Data rows:
+ + +

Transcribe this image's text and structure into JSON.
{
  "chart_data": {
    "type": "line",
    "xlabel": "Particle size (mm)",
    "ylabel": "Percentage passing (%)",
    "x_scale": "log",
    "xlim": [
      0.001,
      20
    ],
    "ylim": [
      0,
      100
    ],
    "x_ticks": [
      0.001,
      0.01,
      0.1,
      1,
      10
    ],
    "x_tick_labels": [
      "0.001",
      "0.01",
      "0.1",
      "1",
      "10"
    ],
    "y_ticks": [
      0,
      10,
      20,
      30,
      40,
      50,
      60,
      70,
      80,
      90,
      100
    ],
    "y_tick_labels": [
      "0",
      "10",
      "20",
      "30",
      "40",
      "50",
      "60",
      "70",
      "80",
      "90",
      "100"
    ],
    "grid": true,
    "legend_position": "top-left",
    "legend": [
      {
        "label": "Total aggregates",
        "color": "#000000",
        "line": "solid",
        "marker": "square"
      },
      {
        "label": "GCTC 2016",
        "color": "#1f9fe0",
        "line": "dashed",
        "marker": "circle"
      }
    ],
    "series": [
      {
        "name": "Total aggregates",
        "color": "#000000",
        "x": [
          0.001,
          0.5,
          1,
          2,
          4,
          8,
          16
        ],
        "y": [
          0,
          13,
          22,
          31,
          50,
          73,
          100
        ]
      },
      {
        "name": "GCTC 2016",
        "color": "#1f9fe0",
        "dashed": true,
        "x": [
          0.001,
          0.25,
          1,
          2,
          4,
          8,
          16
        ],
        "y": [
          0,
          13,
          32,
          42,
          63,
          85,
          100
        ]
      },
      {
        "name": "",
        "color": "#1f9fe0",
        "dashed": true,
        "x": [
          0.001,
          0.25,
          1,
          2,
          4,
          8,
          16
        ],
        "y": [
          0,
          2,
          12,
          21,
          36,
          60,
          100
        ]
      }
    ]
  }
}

+ + +

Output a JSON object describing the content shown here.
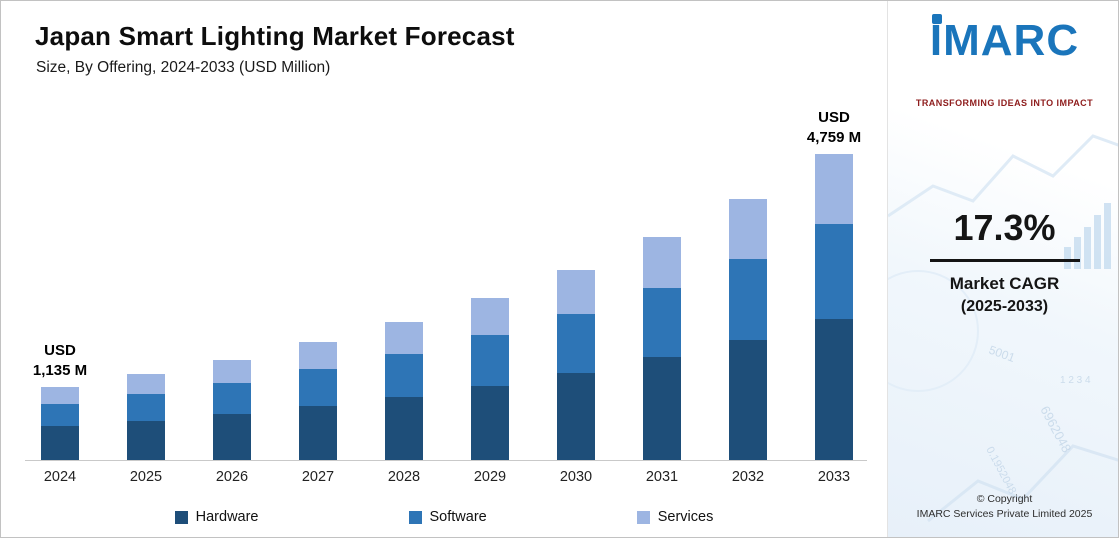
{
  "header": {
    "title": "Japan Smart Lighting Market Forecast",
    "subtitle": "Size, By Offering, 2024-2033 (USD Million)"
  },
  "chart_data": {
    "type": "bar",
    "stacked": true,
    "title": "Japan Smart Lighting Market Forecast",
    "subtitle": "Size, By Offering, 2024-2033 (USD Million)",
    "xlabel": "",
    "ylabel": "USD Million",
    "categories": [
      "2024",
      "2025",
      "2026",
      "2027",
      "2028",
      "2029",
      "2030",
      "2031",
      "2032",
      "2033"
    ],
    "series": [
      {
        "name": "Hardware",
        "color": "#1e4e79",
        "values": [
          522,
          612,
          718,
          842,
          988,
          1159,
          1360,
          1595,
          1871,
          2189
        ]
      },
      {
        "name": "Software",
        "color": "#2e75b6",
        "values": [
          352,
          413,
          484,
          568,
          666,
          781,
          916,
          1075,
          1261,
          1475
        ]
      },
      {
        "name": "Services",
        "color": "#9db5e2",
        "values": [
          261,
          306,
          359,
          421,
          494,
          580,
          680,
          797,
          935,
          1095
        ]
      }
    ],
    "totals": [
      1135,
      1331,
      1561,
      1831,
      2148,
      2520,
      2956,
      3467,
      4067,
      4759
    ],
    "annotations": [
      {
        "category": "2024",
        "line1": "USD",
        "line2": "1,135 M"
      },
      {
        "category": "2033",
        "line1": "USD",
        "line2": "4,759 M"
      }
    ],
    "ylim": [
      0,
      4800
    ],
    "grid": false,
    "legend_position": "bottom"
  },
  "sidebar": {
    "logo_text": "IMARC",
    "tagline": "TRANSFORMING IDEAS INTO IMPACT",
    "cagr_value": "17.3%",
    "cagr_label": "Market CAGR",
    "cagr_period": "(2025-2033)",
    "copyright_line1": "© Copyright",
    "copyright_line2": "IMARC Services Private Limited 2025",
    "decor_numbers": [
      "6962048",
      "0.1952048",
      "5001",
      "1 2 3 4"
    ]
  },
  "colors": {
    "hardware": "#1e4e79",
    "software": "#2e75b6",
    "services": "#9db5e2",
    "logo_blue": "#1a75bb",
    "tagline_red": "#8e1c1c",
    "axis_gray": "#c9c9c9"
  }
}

+ + +

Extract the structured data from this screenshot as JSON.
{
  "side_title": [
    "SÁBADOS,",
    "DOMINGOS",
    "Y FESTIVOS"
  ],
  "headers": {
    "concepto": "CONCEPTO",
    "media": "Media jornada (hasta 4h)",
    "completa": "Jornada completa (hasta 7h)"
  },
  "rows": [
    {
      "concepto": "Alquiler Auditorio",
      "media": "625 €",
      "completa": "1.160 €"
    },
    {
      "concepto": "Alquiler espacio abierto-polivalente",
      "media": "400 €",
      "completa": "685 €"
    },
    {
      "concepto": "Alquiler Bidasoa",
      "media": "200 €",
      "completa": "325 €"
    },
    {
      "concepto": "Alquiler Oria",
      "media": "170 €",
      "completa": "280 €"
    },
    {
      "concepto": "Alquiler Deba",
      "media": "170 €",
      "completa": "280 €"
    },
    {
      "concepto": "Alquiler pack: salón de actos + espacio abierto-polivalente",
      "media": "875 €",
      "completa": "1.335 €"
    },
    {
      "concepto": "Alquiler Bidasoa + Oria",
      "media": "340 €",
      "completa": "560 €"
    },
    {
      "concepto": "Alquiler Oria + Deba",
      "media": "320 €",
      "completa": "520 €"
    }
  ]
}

+ + +

Reply with only the number of lines in the material above where the string "polivalente" appears.

Output of the task:
2